---- RECORD SET
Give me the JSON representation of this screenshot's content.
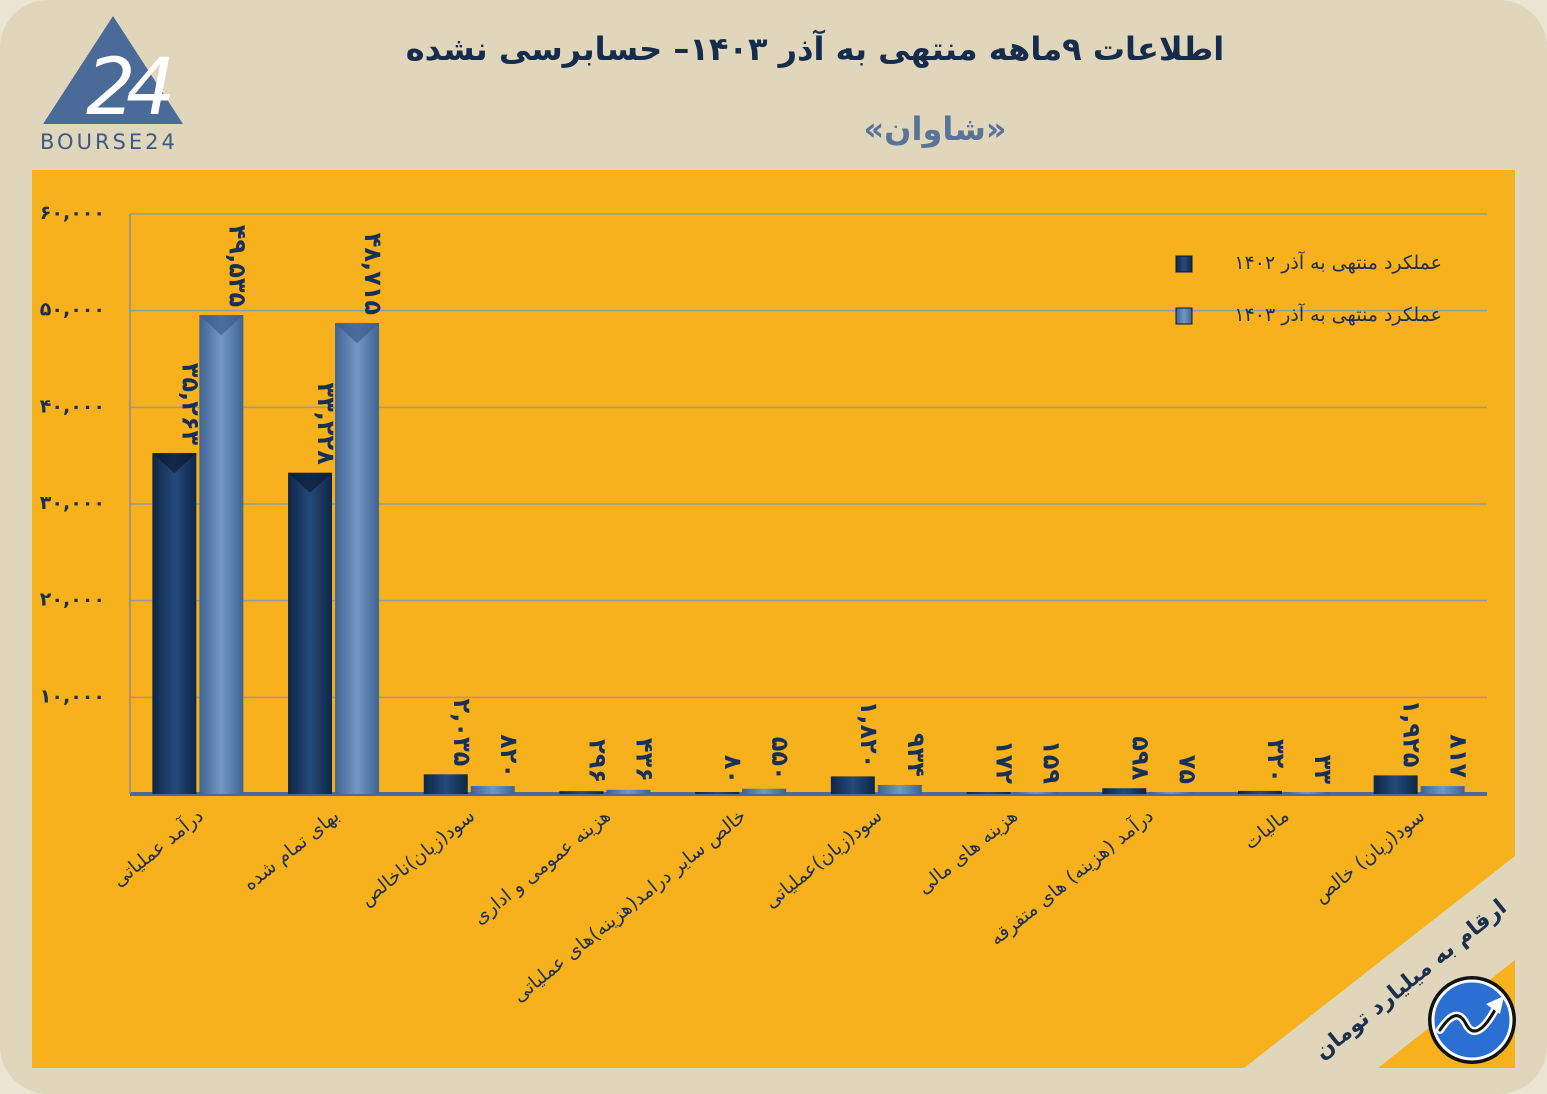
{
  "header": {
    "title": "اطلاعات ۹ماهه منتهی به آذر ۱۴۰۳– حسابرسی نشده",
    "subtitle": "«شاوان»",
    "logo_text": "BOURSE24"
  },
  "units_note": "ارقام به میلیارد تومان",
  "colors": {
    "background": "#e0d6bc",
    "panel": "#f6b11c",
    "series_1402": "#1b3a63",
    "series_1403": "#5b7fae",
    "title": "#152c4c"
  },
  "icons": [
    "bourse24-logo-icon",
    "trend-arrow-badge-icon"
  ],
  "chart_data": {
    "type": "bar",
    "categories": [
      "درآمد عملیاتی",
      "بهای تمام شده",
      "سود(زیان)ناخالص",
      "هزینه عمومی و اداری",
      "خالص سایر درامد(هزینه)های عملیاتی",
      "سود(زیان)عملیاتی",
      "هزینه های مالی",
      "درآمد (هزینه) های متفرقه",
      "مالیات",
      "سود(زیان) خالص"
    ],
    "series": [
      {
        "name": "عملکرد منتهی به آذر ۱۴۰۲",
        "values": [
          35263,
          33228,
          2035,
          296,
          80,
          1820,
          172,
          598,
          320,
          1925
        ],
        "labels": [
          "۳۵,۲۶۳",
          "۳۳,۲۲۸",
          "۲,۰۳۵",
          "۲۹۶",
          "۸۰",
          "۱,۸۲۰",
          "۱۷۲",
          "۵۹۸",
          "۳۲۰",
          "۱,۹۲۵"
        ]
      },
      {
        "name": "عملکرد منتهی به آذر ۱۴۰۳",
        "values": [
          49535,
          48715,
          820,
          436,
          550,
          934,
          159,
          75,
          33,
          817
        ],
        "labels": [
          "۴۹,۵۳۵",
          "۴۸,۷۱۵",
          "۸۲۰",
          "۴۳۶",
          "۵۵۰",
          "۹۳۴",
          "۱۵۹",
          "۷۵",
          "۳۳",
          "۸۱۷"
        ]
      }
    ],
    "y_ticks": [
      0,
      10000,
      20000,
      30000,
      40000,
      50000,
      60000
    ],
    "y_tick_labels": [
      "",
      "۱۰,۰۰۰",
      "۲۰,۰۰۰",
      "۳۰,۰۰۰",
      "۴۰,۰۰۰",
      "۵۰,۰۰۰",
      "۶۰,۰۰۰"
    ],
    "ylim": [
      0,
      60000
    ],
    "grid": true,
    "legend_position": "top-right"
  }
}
--------
Write out the records above exactly as they stand, leaving out every picture.

Give me the JSON representation of this screenshot's content.
{
  "header": {
    "title": "اطلاعات ۹ماهه منتهی به آذر ۱۴۰۳– حسابرسی نشده",
    "subtitle": "«شاوان»",
    "logo_text": "BOURSE24"
  },
  "units_note": "ارقام به میلیارد تومان",
  "colors": {
    "background": "#e0d6bc",
    "panel": "#f6b11c",
    "series_1402": "#1b3a63",
    "series_1403": "#5b7fae",
    "title": "#152c4c"
  },
  "icons": [
    "bourse24-logo-icon",
    "trend-arrow-badge-icon"
  ],
  "chart_data": {
    "type": "bar",
    "categories": [
      "درآمد عملیاتی",
      "بهای تمام شده",
      "سود(زیان)ناخالص",
      "هزینه عمومی و اداری",
      "خالص سایر درامد(هزینه)های عملیاتی",
      "سود(زیان)عملیاتی",
      "هزینه های مالی",
      "درآمد (هزینه) های متفرقه",
      "مالیات",
      "سود(زیان) خالص"
    ],
    "series": [
      {
        "name": "عملکرد منتهی به آذر ۱۴۰۲",
        "values": [
          35263,
          33228,
          2035,
          296,
          80,
          1820,
          172,
          598,
          320,
          1925
        ],
        "labels": [
          "۳۵,۲۶۳",
          "۳۳,۲۲۸",
          "۲,۰۳۵",
          "۲۹۶",
          "۸۰",
          "۱,۸۲۰",
          "۱۷۲",
          "۵۹۸",
          "۳۲۰",
          "۱,۹۲۵"
        ]
      },
      {
        "name": "عملکرد منتهی به آذر ۱۴۰۳",
        "values": [
          49535,
          48715,
          820,
          436,
          550,
          934,
          159,
          75,
          33,
          817
        ],
        "labels": [
          "۴۹,۵۳۵",
          "۴۸,۷۱۵",
          "۸۲۰",
          "۴۳۶",
          "۵۵۰",
          "۹۳۴",
          "۱۵۹",
          "۷۵",
          "۳۳",
          "۸۱۷"
        ]
      }
    ],
    "y_ticks": [
      0,
      10000,
      20000,
      30000,
      40000,
      50000,
      60000
    ],
    "y_tick_labels": [
      "",
      "۱۰,۰۰۰",
      "۲۰,۰۰۰",
      "۳۰,۰۰۰",
      "۴۰,۰۰۰",
      "۵۰,۰۰۰",
      "۶۰,۰۰۰"
    ],
    "ylim": [
      0,
      60000
    ],
    "grid": true,
    "legend_position": "top-right"
  }
}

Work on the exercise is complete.